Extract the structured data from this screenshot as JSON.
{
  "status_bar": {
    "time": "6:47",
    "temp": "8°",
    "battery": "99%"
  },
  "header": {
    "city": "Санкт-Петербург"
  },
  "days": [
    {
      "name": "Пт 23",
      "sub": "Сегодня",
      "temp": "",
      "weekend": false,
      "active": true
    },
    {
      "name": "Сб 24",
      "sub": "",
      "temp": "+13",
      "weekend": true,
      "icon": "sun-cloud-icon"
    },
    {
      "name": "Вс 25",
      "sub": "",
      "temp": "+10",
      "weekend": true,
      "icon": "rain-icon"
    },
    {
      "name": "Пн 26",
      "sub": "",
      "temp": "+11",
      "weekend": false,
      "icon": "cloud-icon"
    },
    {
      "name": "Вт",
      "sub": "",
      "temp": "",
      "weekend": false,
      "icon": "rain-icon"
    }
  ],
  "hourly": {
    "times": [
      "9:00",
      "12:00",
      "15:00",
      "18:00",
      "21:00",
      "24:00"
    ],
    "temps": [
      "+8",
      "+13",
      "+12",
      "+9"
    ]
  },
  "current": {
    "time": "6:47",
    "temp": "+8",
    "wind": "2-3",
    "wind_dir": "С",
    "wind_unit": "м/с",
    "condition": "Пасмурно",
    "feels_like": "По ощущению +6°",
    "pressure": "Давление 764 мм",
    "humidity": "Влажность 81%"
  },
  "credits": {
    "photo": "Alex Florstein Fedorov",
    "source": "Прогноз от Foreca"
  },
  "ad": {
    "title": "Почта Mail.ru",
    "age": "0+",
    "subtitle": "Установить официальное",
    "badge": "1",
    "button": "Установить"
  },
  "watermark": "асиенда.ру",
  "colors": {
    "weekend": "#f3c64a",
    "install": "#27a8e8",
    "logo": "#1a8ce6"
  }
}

□ □ □ □ □

Aim: In the records above, find each line holding "name" and copy it.

Written solution:
      "name": "Пт 23",
      "name": "Сб 24",
      "name": "Вс 25",
      "name": "Пн 26",
      "name": "Вт",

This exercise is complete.